*** Records to use
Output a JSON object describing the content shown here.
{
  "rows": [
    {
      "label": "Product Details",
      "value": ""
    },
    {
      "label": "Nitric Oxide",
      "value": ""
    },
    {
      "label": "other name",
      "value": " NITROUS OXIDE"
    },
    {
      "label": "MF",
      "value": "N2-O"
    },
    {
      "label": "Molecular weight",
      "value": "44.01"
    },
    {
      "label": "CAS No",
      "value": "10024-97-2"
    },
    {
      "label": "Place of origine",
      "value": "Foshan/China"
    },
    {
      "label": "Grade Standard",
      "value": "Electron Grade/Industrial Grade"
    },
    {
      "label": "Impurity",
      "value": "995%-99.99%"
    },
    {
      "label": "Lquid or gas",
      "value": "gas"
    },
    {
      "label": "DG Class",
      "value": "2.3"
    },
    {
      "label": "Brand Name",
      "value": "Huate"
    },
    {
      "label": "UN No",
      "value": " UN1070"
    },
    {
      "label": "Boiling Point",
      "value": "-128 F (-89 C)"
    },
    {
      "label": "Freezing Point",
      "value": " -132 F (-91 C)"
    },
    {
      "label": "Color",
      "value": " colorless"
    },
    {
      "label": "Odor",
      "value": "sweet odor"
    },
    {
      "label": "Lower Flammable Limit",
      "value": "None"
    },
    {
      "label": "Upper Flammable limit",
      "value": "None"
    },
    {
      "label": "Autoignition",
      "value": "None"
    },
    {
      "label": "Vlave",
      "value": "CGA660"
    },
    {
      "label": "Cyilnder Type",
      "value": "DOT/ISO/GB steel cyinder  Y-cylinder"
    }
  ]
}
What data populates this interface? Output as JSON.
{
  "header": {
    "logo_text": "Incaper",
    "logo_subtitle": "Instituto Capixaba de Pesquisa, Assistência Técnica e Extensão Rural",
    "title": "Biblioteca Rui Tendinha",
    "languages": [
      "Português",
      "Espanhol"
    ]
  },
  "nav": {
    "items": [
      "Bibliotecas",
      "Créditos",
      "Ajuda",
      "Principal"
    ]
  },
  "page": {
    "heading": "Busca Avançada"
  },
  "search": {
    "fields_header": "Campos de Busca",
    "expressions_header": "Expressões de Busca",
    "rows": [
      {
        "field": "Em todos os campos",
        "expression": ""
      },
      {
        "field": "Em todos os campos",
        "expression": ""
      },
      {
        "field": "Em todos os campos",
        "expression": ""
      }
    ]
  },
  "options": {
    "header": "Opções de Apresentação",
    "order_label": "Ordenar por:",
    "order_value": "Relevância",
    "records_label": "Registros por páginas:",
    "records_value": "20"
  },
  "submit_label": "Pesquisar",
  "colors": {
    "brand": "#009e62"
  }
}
******
_Aim of the exercise_
Using the entries above, find all lines with "Grade". Copy them.

_Answer_
      "label": "Grade Standard",
      "value": "Electron Grade/Industrial Grade"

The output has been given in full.